▸ **WHAT NEEDS TO BE DONE**:
Every line of the material that follows must be printed again exactly.

────────────────────────────────────────

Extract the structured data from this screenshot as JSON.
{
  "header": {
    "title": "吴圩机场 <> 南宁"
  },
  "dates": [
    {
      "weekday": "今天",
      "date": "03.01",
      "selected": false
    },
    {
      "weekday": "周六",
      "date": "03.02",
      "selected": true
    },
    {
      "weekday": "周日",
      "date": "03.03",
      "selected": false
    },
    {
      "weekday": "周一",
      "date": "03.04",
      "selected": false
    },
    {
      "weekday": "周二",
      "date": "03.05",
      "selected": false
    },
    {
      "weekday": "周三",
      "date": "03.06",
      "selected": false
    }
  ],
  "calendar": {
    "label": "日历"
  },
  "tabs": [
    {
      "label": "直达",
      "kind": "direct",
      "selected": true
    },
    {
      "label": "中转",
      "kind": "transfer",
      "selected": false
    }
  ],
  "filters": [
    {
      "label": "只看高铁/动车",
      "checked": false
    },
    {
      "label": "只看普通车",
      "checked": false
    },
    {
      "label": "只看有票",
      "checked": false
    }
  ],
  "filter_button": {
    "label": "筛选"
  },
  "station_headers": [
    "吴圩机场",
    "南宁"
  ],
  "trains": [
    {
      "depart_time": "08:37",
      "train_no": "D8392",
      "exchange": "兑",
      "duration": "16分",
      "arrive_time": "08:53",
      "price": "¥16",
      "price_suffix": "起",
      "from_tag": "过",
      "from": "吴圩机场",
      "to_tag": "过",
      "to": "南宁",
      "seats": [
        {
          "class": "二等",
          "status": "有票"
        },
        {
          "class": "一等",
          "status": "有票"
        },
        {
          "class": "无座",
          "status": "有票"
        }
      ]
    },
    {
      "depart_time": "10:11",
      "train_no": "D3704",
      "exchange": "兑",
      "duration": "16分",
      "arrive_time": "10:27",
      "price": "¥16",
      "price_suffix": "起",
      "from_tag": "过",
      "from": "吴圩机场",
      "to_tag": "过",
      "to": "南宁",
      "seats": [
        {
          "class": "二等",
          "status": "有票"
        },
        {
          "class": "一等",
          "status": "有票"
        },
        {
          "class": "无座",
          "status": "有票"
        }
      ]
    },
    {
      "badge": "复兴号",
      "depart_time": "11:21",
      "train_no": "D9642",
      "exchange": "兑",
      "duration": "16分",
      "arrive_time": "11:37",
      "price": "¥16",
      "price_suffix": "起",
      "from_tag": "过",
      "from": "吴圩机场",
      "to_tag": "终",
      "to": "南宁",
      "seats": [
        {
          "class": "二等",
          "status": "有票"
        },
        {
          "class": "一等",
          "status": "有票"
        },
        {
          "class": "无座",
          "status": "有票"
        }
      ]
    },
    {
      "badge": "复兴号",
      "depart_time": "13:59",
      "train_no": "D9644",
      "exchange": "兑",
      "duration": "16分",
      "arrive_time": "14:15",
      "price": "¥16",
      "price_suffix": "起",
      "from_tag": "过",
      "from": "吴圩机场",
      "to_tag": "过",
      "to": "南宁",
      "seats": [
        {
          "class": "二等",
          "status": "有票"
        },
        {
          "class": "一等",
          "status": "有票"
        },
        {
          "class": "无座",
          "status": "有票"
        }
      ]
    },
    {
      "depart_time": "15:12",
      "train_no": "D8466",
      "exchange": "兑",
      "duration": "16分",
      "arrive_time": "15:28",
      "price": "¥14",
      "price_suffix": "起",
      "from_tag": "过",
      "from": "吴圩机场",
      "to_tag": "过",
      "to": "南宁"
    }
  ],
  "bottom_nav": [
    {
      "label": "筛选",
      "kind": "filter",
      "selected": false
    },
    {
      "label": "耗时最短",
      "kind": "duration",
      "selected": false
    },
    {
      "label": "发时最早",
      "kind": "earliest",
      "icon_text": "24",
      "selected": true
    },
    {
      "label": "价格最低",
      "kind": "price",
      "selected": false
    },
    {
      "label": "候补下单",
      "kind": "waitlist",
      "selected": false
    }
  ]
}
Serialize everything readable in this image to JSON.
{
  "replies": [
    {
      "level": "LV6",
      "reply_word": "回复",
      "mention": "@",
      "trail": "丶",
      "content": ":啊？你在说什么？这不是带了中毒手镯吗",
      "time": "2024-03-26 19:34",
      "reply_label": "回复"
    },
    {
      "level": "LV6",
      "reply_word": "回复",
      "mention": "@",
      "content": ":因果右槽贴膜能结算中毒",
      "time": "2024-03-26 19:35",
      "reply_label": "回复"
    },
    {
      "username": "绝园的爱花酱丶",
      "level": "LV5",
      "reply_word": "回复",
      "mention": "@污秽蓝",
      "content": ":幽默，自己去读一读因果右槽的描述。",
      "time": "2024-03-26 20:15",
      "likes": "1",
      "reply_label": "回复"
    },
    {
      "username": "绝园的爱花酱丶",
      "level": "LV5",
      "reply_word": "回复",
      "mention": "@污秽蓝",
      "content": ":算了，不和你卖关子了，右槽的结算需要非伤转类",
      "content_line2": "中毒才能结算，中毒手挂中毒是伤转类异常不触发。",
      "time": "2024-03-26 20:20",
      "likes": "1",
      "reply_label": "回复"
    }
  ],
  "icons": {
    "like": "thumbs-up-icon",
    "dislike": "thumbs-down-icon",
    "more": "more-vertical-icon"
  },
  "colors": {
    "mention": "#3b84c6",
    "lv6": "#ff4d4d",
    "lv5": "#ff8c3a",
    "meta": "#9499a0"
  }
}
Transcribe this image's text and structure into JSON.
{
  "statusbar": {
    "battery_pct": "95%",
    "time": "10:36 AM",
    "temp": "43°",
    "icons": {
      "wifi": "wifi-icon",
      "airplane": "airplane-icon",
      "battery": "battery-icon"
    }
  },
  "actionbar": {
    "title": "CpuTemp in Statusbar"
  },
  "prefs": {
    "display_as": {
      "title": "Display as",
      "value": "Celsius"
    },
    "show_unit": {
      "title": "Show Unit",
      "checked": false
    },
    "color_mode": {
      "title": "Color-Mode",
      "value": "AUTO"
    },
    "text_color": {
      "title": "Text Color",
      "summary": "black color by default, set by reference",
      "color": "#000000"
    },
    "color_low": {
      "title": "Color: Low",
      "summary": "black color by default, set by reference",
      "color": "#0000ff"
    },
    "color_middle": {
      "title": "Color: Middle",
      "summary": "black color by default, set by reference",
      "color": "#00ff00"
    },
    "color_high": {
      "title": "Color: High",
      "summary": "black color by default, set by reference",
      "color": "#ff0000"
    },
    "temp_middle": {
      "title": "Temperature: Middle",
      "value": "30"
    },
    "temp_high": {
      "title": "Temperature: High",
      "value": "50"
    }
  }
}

────────────────────────────────────────

▸ **SOLVED PROBLEM**:
Extract the structured data from this screenshot as JSON.
{
  "header": {
    "title": "吴圩机场 <> 南宁"
  },
  "dates": [
    {
      "weekday": "今天",
      "date": "03.01",
      "selected": false
    },
    {
      "weekday": "周六",
      "date": "03.02",
      "selected": true
    },
    {
      "weekday": "周日",
      "date": "03.03",
      "selected": false
    },
    {
      "weekday": "周一",
      "date": "03.04",
      "selected": false
    },
    {
      "weekday": "周二",
      "date": "03.05",
      "selected": false
    },
    {
      "weekday": "周三",
      "date": "03.06",
      "selected": false
    }
  ],
  "calendar": {
    "label": "日历"
  },
  "tabs": [
    {
      "label": "直达",
      "kind": "direct",
      "selected": true
    },
    {
      "label": "中转",
      "kind": "transfer",
      "selected": false
    }
  ],
  "filters": [
    {
      "label": "只看高铁/动车",
      "checked": false
    },
    {
      "label": "只看普通车",
      "checked": false
    },
    {
      "label": "只看有票",
      "checked": false
    }
  ],
  "filter_button": {
    "label": "筛选"
  },
  "station_headers": [
    "吴圩机场",
    "南宁"
  ],
  "trains": [
    {
      "depart_time": "08:37",
      "train_no": "D8392",
      "exchange": "兑",
      "duration": "16分",
      "arrive_time": "08:53",
      "price": "¥16",
      "price_suffix": "起",
      "from_tag": "过",
      "from": "吴圩机场",
      "to_tag": "过",
      "to": "南宁",
      "seats": [
        {
          "class": "二等",
          "status": "有票"
        },
        {
          "class": "一等",
          "status": "有票"
        },
        {
          "class": "无座",
          "status": "有票"
        }
      ]
    },
    {
      "depart_time": "10:11",
      "train_no": "D3704",
      "exchange": "兑",
      "duration": "16分",
      "arrive_time": "10:27",
      "price": "¥16",
      "price_suffix": "起",
      "from_tag": "过",
      "from": "吴圩机场",
      "to_tag": "过",
      "to": "南宁",
      "seats": [
        {
          "class": "二等",
          "status": "有票"
        },
        {
          "class": "一等",
          "status": "有票"
        },
        {
          "class": "无座",
          "status": "有票"
        }
      ]
    },
    {
      "badge": "复兴号",
      "depart_time": "11:21",
      "train_no": "D9642",
      "exchange": "兑",
      "duration": "16分",
      "arrive_time": "11:37",
      "price": "¥16",
      "price_suffix": "起",
      "from_tag": "过",
      "from": "吴圩机场",
      "to_tag": "终",
      "to": "南宁",
      "seats": [
        {
          "class": "二等",
          "status": "有票"
        },
        {
          "class": "一等",
          "status": "有票"
        },
        {
          "class": "无座",
          "status": "有票"
        }
      ]
    },
    {
      "badge": "复兴号",
      "depart_time": "13:59",
      "train_no": "D9644",
      "exchange": "兑",
      "duration": "16分",
      "arrive_time": "14:15",
      "price": "¥16",
      "price_suffix": "起",
      "from_tag": "过",
      "from": "吴圩机场",
      "to_tag": "过",
      "to": "南宁",
      "seats": [
        {
          "class": "二等",
          "status": "有票"
        },
        {
          "class": "一等",
          "status": "有票"
        },
        {
          "class": "无座",
          "status": "有票"
        }
      ]
    },
    {
      "depart_time": "15:12",
      "train_no": "D8466",
      "exchange": "兑",
      "duration": "16分",
      "arrive_time": "15:28",
      "price": "¥14",
      "price_suffix": "起",
      "from_tag": "过",
      "from": "吴圩机场",
      "to_tag": "过",
      "to": "南宁"
    }
  ],
  "bottom_nav": [
    {
      "label": "筛选",
      "kind": "filter",
      "selected": false
    },
    {
      "label": "耗时最短",
      "kind": "duration",
      "selected": false
    },
    {
      "label": "发时最早",
      "kind": "earliest",
      "icon_text": "24",
      "selected": true
    },
    {
      "label": "价格最低",
      "kind": "price",
      "selected": false
    },
    {
      "label": "候补下单",
      "kind": "waitlist",
      "selected": false
    }
  ]
}
Serialize everything readable in this image to JSON.
{
  "replies": [
    {
      "level": "LV6",
      "reply_word": "回复",
      "mention": "@",
      "trail": "丶",
      "content": ":啊？你在说什么？这不是带了中毒手镯吗",
      "time": "2024-03-26 19:34",
      "reply_label": "回复"
    },
    {
      "level": "LV6",
      "reply_word": "回复",
      "mention": "@",
      "content": ":因果右槽贴膜能结算中毒",
      "time": "2024-03-26 19:35",
      "reply_label": "回复"
    },
    {
      "username": "绝园的爱花酱丶",
      "level": "LV5",
      "reply_word": "回复",
      "mention": "@污秽蓝",
      "content": ":幽默，自己去读一读因果右槽的描述。",
      "time": "2024-03-26 20:15",
      "likes": "1",
      "reply_label": "回复"
    },
    {
      "username": "绝园的爱花酱丶",
      "level": "LV5",
      "reply_word": "回复",
      "mention": "@污秽蓝",
      "content": ":算了，不和你卖关子了，右槽的结算需要非伤转类",
      "content_line2": "中毒才能结算，中毒手挂中毒是伤转类异常不触发。",
      "time": "2024-03-26 20:20",
      "likes": "1",
      "reply_label": "回复"
    }
  ],
  "icons": {
    "like": "thumbs-up-icon",
    "dislike": "thumbs-down-icon",
    "more": "more-vertical-icon"
  },
  "colors": {
    "mention": "#3b84c6",
    "lv6": "#ff4d4d",
    "lv5": "#ff8c3a",
    "meta": "#9499a0"
  }
}
Transcribe this image's text and structure into JSON.
{
  "statusbar": {
    "battery_pct": "95%",
    "time": "10:36 AM",
    "temp": "43°",
    "icons": {
      "wifi": "wifi-icon",
      "airplane": "airplane-icon",
      "battery": "battery-icon"
    }
  },
  "actionbar": {
    "title": "CpuTemp in Statusbar"
  },
  "prefs": {
    "display_as": {
      "title": "Display as",
      "value": "Celsius"
    },
    "show_unit": {
      "title": "Show Unit",
      "checked": false
    },
    "color_mode": {
      "title": "Color-Mode",
      "value": "AUTO"
    },
    "text_color": {
      "title": "Text Color",
      "summary": "black color by default, set by reference",
      "color": "#000000"
    },
    "color_low": {
      "title": "Color: Low",
      "summary": "black color by default, set by reference",
      "color": "#0000ff"
    },
    "color_middle": {
      "title": "Color: Middle",
      "summary": "black color by default, set by reference",
      "color": "#00ff00"
    },
    "color_high": {
      "title": "Color: High",
      "summary": "black color by default, set by reference",
      "color": "#ff0000"
    },
    "temp_middle": {
      "title": "Temperature: Middle",
      "value": "30"
    },
    "temp_high": {
      "title": "Temperature: High",
      "value": "50"
    }
  }
}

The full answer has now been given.